[Stored items]
--- start ---
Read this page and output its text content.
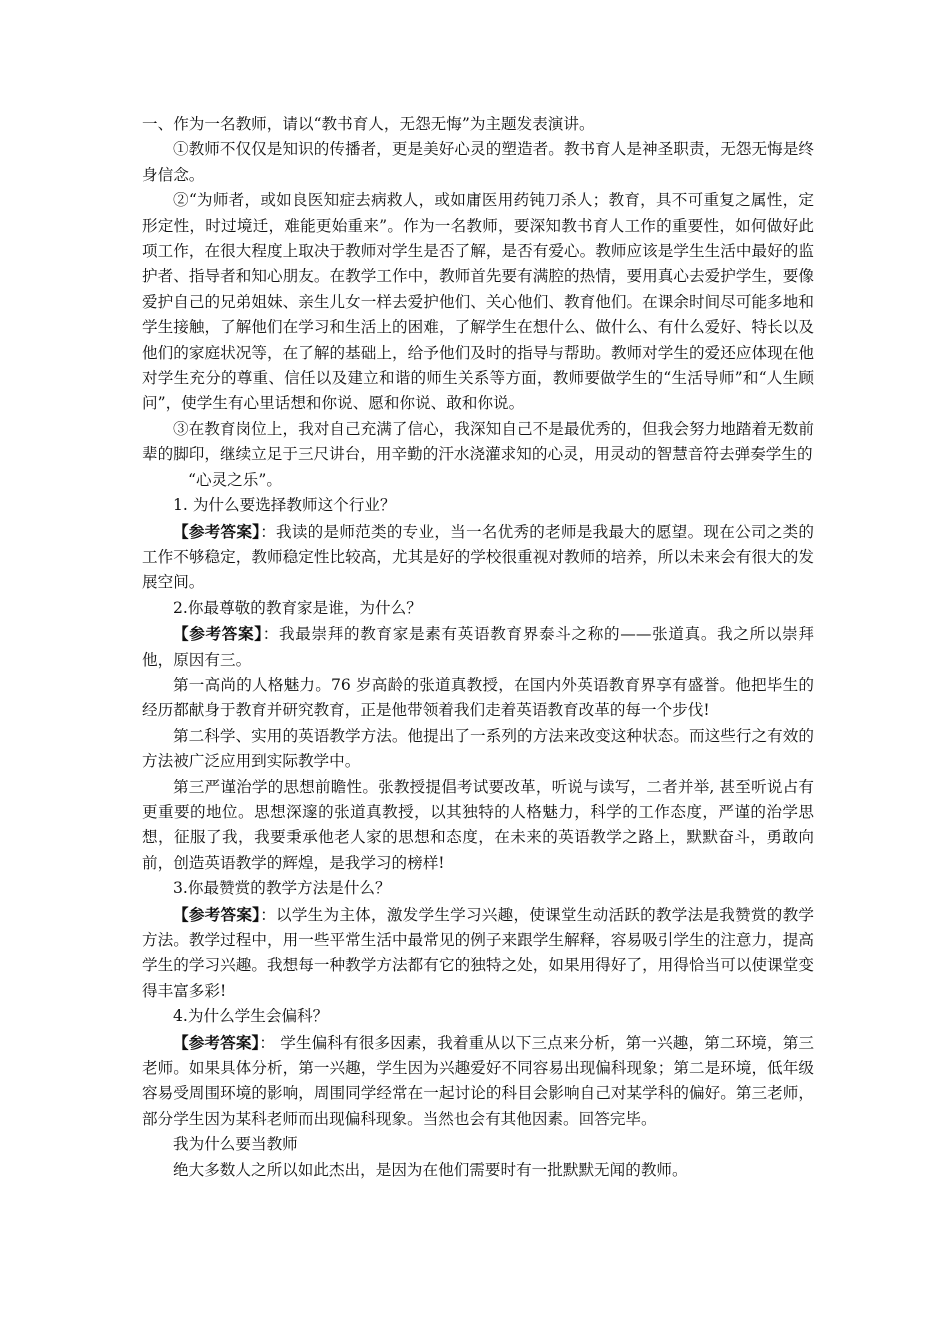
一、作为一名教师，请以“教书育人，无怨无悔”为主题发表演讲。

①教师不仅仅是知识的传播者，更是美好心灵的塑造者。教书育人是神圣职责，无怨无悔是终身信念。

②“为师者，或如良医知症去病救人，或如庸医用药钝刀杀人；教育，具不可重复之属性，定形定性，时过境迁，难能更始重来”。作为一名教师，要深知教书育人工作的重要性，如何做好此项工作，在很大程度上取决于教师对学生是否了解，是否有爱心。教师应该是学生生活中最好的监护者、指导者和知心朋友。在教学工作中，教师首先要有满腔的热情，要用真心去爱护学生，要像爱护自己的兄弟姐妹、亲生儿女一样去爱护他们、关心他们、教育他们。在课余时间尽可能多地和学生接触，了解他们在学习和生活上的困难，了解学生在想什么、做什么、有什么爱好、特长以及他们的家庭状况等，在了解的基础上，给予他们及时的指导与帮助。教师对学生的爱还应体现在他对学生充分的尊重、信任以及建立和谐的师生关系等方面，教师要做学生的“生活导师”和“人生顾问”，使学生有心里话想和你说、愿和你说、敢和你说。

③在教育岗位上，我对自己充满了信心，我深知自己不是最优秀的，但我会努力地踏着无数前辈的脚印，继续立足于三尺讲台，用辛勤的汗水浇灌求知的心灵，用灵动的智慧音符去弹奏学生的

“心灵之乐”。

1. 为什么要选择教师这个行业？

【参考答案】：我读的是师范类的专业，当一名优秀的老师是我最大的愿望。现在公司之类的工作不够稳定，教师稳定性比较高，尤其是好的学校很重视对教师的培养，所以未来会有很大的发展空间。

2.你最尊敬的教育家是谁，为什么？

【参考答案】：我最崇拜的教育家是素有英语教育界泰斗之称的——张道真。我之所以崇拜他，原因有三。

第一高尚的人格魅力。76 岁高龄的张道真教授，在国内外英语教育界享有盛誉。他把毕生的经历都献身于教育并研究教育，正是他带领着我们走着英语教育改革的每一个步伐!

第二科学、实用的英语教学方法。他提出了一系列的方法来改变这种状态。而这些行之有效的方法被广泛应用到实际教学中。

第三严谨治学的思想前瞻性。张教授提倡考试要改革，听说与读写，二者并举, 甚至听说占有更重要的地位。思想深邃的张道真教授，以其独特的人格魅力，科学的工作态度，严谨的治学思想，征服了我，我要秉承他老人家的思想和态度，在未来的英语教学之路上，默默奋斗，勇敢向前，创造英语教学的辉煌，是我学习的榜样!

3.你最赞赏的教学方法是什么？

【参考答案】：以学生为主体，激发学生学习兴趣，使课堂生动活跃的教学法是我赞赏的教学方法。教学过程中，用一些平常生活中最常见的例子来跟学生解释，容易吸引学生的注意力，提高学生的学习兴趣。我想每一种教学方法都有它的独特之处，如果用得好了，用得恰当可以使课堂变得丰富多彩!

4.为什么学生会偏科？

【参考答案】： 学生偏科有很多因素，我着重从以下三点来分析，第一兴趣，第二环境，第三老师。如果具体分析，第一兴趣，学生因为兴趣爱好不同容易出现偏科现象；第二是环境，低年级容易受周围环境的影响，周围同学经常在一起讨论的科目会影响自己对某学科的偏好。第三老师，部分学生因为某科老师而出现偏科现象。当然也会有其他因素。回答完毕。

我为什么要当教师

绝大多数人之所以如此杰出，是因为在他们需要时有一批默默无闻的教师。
--- end ---
--- start ---
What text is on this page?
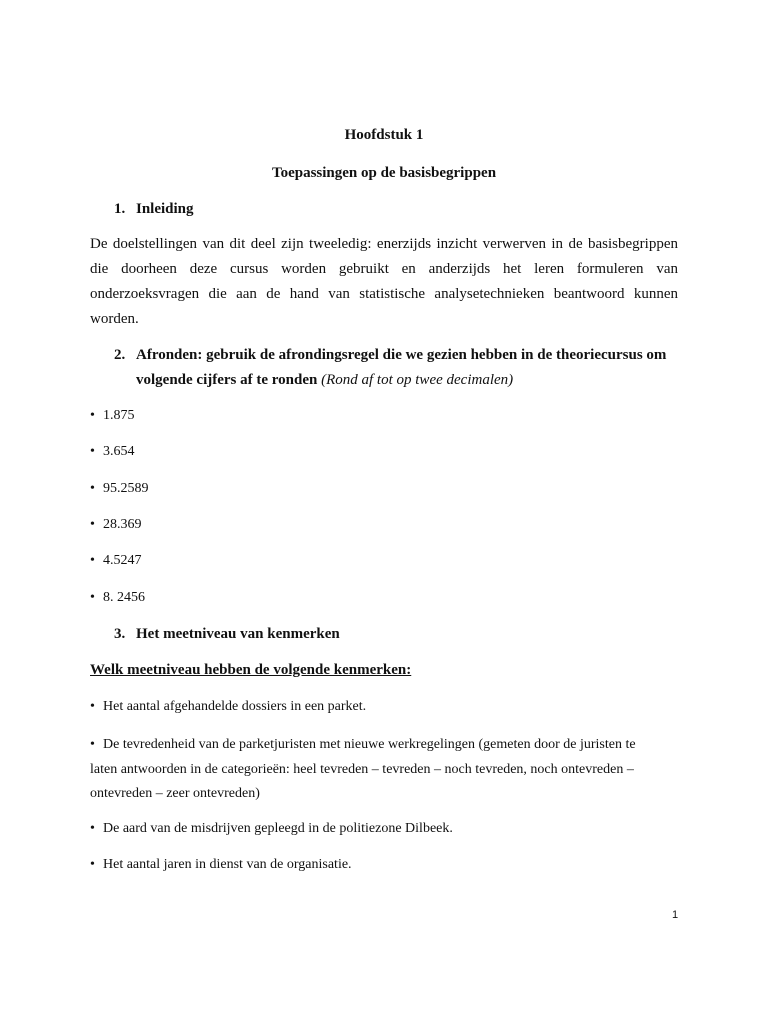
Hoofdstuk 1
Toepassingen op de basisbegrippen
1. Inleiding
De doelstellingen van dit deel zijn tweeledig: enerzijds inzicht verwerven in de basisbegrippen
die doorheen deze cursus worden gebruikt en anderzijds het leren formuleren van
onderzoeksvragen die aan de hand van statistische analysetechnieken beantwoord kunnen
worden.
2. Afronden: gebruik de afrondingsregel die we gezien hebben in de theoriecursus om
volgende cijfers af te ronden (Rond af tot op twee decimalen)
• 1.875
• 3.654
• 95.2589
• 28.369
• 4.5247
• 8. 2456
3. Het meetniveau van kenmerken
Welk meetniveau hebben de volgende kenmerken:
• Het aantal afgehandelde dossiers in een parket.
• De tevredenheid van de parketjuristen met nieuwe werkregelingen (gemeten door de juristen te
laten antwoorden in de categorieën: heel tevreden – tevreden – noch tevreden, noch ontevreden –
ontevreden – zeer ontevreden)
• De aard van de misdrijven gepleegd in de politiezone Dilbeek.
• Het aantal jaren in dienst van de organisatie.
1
--- end ---
→ **To do**
Which lines hold the word "volgende"? Copy each of them from the records.

→ **Task result**
volgende cijfers af te ronden (Rond af tot op twee decimalen)
Welk meetniveau hebben de volgende kenmerken:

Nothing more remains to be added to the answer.